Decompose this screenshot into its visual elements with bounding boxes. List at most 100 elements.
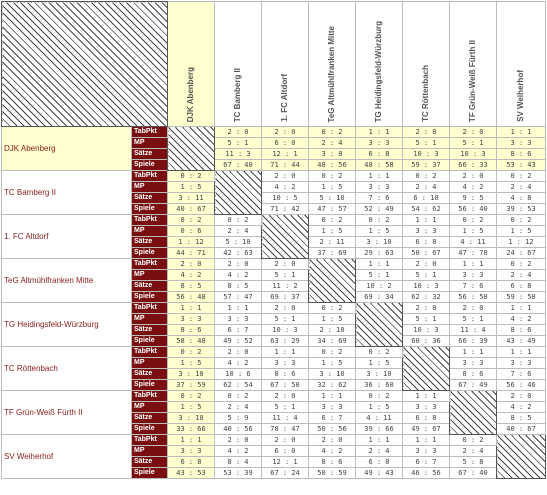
result-cell: 4 : 2 xyxy=(214,357,262,369)
result-cell: 4 : 8 xyxy=(496,192,546,204)
result-cell: 69 : 37 xyxy=(261,291,309,303)
column-team-name: TG Heidingsfeld-Würzburg xyxy=(374,20,383,122)
result-cell: 2 : 0 xyxy=(214,126,262,138)
row-metric-label: MP xyxy=(131,137,168,149)
result-cell: 2 : 0 xyxy=(449,302,497,314)
result-cell: 8 : 5 xyxy=(496,412,546,424)
result-cell: 49 : 43 xyxy=(355,467,403,479)
row-metric-label: MP xyxy=(131,445,168,457)
result-cell: 0 : 2 xyxy=(308,214,356,226)
result-cell: 2 : 0 xyxy=(449,126,497,138)
result-cell: 49 : 52 xyxy=(214,335,262,347)
header-row: DJK Abenberg TC Bamberg II 1. FC Altdorf Te… xyxy=(1,1,546,127)
result-cell: 39 : 66 xyxy=(355,423,403,435)
result-cell: 56 : 48 xyxy=(167,291,215,303)
row-metric-label: Spiele xyxy=(131,203,168,215)
result-cell: 6 : 7 xyxy=(214,324,262,336)
result-cell: 2 : 0 xyxy=(214,346,262,358)
row-metric-label: MP xyxy=(131,269,168,281)
result-cell: 0 : 2 xyxy=(308,302,356,314)
result-cell: 3 : 3 xyxy=(214,313,262,325)
result-cell: 1 : 1 xyxy=(449,346,497,358)
result-cell: 3 : 3 xyxy=(167,445,215,457)
result-cell: 43 : 53 xyxy=(167,467,215,479)
result-cell: 2 : 0 xyxy=(308,434,356,446)
result-cell: 2 : 0 xyxy=(449,170,497,182)
result-cell: 11 : 3 xyxy=(214,148,262,160)
result-cell: 10 : 3 xyxy=(402,148,450,160)
result-cell: 71 : 42 xyxy=(261,203,309,215)
result-cell: 8 : 6 xyxy=(449,368,497,380)
row-metric-label: Spiele xyxy=(131,423,168,435)
result-cell: 48 : 58 xyxy=(355,159,403,171)
result-cell: 3 : 10 xyxy=(355,368,403,380)
result-cell: 2 : 0 xyxy=(261,126,309,138)
column-header-team: SV Weiherhof xyxy=(496,1,546,127)
result-cell: 67 : 50 xyxy=(261,379,309,391)
result-cell: 7 : 6 xyxy=(496,368,546,380)
self-match-hatch xyxy=(308,258,356,303)
result-cell: 3 : 10 xyxy=(308,368,356,380)
result-cell: 2 : 0 xyxy=(214,434,262,446)
column-header-team: TC Bamberg II xyxy=(214,1,262,127)
result-cell: 56 : 46 xyxy=(496,379,546,391)
result-cell: 1 : 5 xyxy=(355,357,403,369)
row-team-name: TC Bamberg II xyxy=(1,170,132,215)
result-cell: 50 : 59 xyxy=(308,467,356,479)
result-cell: 3 : 8 xyxy=(308,148,356,160)
result-cell: 54 : 62 xyxy=(402,203,450,215)
result-cell: 47 : 57 xyxy=(308,203,356,215)
result-cell: 1 : 5 xyxy=(308,181,356,193)
result-cell: 0 : 2 xyxy=(449,434,497,446)
row-metric-label: TabPkt xyxy=(131,126,168,138)
result-cell: 1 : 12 xyxy=(496,236,546,248)
result-cell: 2 : 4 xyxy=(214,225,262,237)
result-cell: 1 : 1 xyxy=(355,434,403,446)
result-cell: 5 : 1 xyxy=(214,137,262,149)
row-metric-label: Spiele xyxy=(131,247,168,259)
self-match-hatch xyxy=(261,214,309,259)
result-cell: 47 : 70 xyxy=(449,247,497,259)
result-cell: 0 : 2 xyxy=(496,170,546,182)
result-cell: 1 : 5 xyxy=(496,225,546,237)
result-cell: 5 : 1 xyxy=(355,269,403,281)
row-metric-label: Sätze xyxy=(131,192,168,204)
result-cell: 48 : 56 xyxy=(308,159,356,171)
result-cell: 62 : 32 xyxy=(402,291,450,303)
result-cell: 0 : 6 xyxy=(167,225,215,237)
row-metric-label: Spiele xyxy=(131,159,168,171)
result-cell: 42 : 63 xyxy=(214,247,262,259)
result-cell: 1 : 12 xyxy=(167,236,215,248)
result-cell: 2 : 0 xyxy=(402,258,450,270)
result-cell: 2 : 0 xyxy=(261,390,309,402)
result-cell: 0 : 2 xyxy=(308,346,356,358)
result-cell: 1 : 1 xyxy=(355,170,403,182)
table-row: Spiele 58 : 48 49 : 52 63 : 29 34 : 69 60 : 3… xyxy=(2,335,546,347)
row-team-name: DJK Abenberg xyxy=(1,126,132,171)
result-cell: 1 : 1 xyxy=(496,302,546,314)
result-cell: 0 : 2 xyxy=(355,390,403,402)
result-cell: 8 : 4 xyxy=(214,456,262,468)
result-cell: 10 : 6 xyxy=(214,368,262,380)
result-cell: 1 : 1 xyxy=(402,434,450,446)
result-cell: 1 : 5 xyxy=(308,357,356,369)
result-cell: 1 : 1 xyxy=(261,346,309,358)
result-cell: 56 : 50 xyxy=(449,291,497,303)
result-cell: 0 : 2 xyxy=(308,126,356,138)
result-cell: 0 : 2 xyxy=(214,214,262,226)
result-cell: 8 : 6 xyxy=(496,324,546,336)
row-metric-label: TabPkt xyxy=(131,214,168,226)
result-cell: 5 : 1 xyxy=(261,401,309,413)
result-cell: 3 : 3 xyxy=(355,137,403,149)
result-cell: 11 : 4 xyxy=(261,412,309,424)
row-metric-label: TabPkt xyxy=(131,258,168,270)
result-cell: 6 : 8 xyxy=(496,280,546,292)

********************

TASK DESCRIPTION
Convert all the lines above into a JSON list of strings, one string for each line, and leave out any blank lines and the picture.

FULL OUTPUT
[
  "Decompose this screenshot into its visual elements with bounding boxes. List at most 100 elements.",
  "result-cell: 4 : 2 xyxy=(214,357,262,369)",
  "result-cell: 4 : 8 xyxy=(496,192,546,204)",
  "result-cell: 69 : 37 xyxy=(261,291,309,303)",
  "column-team-name: TG Heidingsfeld-Würzburg xyxy=(374,20,383,122)",
  "result-cell: 2 : 0 xyxy=(214,126,262,138)",
  "row-metric-label: MP xyxy=(131,137,168,149)",
  "result-cell: 2 : 0 xyxy=(449,302,497,314)",
  "result-cell: 8 : 5 xyxy=(496,412,546,424)",
  "result-cell: 49 : 43 xyxy=(355,467,403,479)",
  "row-metric-label: MP xyxy=(131,445,168,457)",
  "result-cell: 0 : 2 xyxy=(308,214,356,226)",
  "result-cell: 2 : 0 xyxy=(449,126,497,138)",
  "result-cell: 49 : 52 xyxy=(214,335,262,347)",
  "header-row: DJK Abenberg TC Bamberg II 1. FC Altdorf Te… xyxy=(1,1,546,127)",
  "result-cell: 39 : 66 xyxy=(355,423,403,435)",
  "result-cell: 56 : 48 xyxy=(167,291,215,303)",
  "row-metric-label: Spiele xyxy=(131,203,168,215)",
  "result-cell: 6 : 7 xyxy=(214,324,262,336)",
  "result-cell: 2 : 0 xyxy=(214,346,262,358)",
  "row-metric-label: MP xyxy=(131,269,168,281)",
  "result-cell: 0 : 2 xyxy=(308,302,356,314)",
  "result-cell: 3 : 3 xyxy=(214,313,262,325)",
  "result-cell: 1 : 1 xyxy=(449,346,497,358)",
  "result-cell: 3 : 3 xyxy=(167,445,215,457)",
  "result-cell: 43 : 53 xyxy=(167,467,215,479)",
  "result-cell: 2 : 0 xyxy=(308,434,356,446)",
  "result-cell: 2 : 0 xyxy=(449,170,497,182)",
  "result-cell: 11 : 3 xyxy=(214,148,262,160)",
  "result-cell: 10 : 3 xyxy=(402,148,450,160)",
  "result-cell: 71 : 42 xyxy=(261,203,309,215)",
  "result-cell: 8 : 6 xyxy=(449,368,497,380)",
  "row-metric-label: Spiele xyxy=(131,423,168,435)",
  "result-cell: 48 : 58 xyxy=(355,159,403,171)",
  "result-cell: 3 : 10 xyxy=(355,368,403,380)",
  "result-cell: 2 : 0 xyxy=(261,126,309,138)",
  "column-header-team: SV Weiherhof xyxy=(496,1,546,127)",
  "result-cell: 67 : 50 xyxy=(261,379,309,391)",
  "result-cell: 7 : 6 xyxy=(496,368,546,380)",
  "self-match-hatch xyxy=(308,258,356,303)",
  "result-cell: 3 : 10 xyxy=(308,368,356,380)",
  "result-cell: 2 : 0 xyxy=(214,434,262,446)",
  "column-header-team: TC Bamberg II xyxy=(214,1,262,127)",
  "result-cell: 56 : 46 xyxy=(496,379,546,391)",
  "result-cell: 1 : 5 xyxy=(355,357,403,369)",
  "row-team-name: TC Bamberg II xyxy=(1,170,132,215)",
  "result-cell: 50 : 59 xyxy=(308,467,356,479)",
  "result-cell: 3 : 8 xyxy=(308,148,356,160)",
  "result-cell: 54 : 62 xyxy=(402,203,450,215)",
  "result-cell: 47 : 57 xyxy=(308,203,356,215)",
  "result-cell: 1 : 5 xyxy=(308,181,356,193)",
  "result-cell: 0 : 2 xyxy=(449,434,497,446)",
  "row-metric-label: TabPkt xyxy=(131,126,168,138)",
  "result-cell: 1 : 12 xyxy=(496,236,546,248)",
  "result-cell: 2 : 4 xyxy=(214,225,262,237)",
  "result-cell: 1 : 1 xyxy=(355,434,403,446)",
  "result-cell: 5 : 1 xyxy=(214,137,262,149)",
  "row-metric-label: Spiele xyxy=(131,247,168,259)",
  "self-match-hatch xyxy=(261,214,309,259)",
  "result-cell: 47 : 70 xyxy=(449,247,497,259)",
  "result-cell: 0 : 2 xyxy=(496,170,546,182)",
  "result-cell: 1 : 5 xyxy=(496,225,546,237)",
  "result-cell: 5 : 1 xyxy=(355,269,403,281)",
  "row-metric-label: Sätze xyxy=(131,192,168,204)",
  "result-cell: 48 : 56 xyxy=(308,159,356,171)",
  "result-cell: 62 : 32 xyxy=(402,291,450,303)",
  "result-cell: 0 : 6 xyxy=(167,225,215,237)",
  "row-metric-label: Spiele xyxy=(131,159,168,171)",
  "result-cell: 42 : 63 xyxy=(214,247,262,259)",
  "result-cell: 1 : 12 xyxy=(167,236,215,248)",
  "result-cell: 2 : 0 xyxy=(402,258,450,270)",
  "result-cell: 2 : 0 xyxy=(261,390,309,402)",
  "result-cell: 0 : 2 xyxy=(308,346,356,358)",
  "result-cell: 1 : 1 xyxy=(355,170,403,182)",
  "table-row: Spiele 58 : 48 49 : 52 63 : 29 34 : 69 60 : 3… xyxy=(2,335,546,347)",
  "row-team-name: DJK Abenberg xyxy=(1,126,132,171)",
  "result-cell: 1 : 1 xyxy=(496,302,546,314)",
  "result-cell: 0 : 2 xyxy=(355,390,403,402)",
  "result-cell: 8 : 4 xyxy=(214,456,262,468)",
  "result-cell: 10 : 6 xyxy=(214,368,262,380)",
  "result-cell: 1 : 1 xyxy=(402,434,450,446)",
  "result-cell: 1 : 5 xyxy=(308,357,356,369)",
  "result-cell: 1 : 1 xyxy=(261,346,309,358)",
  "result-cell: 56 : 50 xyxy=(449,291,497,303)",
  "result-cell: 0 : 2 xyxy=(308,126,356,138)",
  "result-cell: 0 : 2 xyxy=(214,214,262,226)",
  "result-cell: 8 : 6 xyxy=(496,324,546,336)",
  "row-metric-label: TabPkt xyxy=(131,214,168,226)",
  "result-cell: 5 : 1 xyxy=(261,401,309,413)",
  "result-cell: 3 : 3 xyxy=(355,137,403,149)",
  "result-cell: 11 : 4 xyxy=(261,412,309,424)",
  "row-metric-label: TabPkt xyxy=(131,258,168,270)",
  "result-cell: 6 : 8 xyxy=(496,280,546,292)"
]